Goal:
Copy out every line in the entries below that includes "circles".

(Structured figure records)
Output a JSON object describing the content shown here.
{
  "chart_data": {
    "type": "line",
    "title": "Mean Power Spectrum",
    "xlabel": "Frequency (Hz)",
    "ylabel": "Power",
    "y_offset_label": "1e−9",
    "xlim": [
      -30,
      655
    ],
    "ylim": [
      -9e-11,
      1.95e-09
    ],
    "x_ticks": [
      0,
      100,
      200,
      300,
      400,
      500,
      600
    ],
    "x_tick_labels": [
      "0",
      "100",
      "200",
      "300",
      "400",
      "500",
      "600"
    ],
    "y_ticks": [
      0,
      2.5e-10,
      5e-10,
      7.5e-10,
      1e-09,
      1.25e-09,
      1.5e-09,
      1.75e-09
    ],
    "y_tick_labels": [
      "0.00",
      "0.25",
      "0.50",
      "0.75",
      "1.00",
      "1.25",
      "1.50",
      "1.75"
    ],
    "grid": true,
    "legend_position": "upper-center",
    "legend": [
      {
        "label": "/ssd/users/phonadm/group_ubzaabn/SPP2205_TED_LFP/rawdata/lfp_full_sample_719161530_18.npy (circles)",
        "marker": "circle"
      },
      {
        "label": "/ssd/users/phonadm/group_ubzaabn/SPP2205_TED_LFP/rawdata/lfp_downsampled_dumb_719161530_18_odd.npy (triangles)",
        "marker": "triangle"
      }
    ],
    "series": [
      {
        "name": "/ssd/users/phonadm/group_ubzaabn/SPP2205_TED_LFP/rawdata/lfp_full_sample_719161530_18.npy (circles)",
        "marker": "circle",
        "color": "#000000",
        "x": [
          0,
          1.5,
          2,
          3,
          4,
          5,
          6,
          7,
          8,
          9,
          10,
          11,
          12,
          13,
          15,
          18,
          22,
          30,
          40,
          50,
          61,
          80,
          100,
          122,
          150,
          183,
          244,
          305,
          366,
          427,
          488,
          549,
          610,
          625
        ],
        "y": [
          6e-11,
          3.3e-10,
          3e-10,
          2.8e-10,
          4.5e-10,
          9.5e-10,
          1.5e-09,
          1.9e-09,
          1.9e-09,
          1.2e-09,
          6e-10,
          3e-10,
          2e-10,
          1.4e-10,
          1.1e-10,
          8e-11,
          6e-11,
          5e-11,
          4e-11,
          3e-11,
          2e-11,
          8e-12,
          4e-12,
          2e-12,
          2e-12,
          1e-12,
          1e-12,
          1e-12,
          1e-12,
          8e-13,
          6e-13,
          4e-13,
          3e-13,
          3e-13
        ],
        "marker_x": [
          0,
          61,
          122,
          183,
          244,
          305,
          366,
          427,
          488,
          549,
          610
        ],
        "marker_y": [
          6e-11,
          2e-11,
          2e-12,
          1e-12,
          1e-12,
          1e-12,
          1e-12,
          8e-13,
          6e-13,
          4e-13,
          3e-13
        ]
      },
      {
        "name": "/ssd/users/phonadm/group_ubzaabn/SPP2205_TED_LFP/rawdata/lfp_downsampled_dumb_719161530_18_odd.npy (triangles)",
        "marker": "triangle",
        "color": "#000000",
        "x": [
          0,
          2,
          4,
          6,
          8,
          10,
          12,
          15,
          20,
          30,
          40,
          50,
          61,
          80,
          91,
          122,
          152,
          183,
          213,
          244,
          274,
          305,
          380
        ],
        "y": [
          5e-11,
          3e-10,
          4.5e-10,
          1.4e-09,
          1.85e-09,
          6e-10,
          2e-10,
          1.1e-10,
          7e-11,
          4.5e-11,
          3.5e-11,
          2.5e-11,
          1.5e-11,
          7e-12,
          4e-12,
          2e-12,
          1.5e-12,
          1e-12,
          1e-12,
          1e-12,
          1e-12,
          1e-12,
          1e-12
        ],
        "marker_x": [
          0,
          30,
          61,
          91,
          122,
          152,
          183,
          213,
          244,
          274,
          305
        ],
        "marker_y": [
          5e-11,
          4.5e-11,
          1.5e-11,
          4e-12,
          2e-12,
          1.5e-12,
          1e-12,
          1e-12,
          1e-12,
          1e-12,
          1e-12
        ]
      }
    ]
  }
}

Answer for this exercise:
        "label": "/ssd/users/phonadm/group_ubzaabn/SPP2205_TED_LFP/rawdata/lfp_full_sample_719161530_18.npy (circles)",
        "name": "/ssd/users/phonadm/group_ubzaabn/SPP2205_TED_LFP/rawdata/lfp_full_sample_719161530_18.npy (circles)",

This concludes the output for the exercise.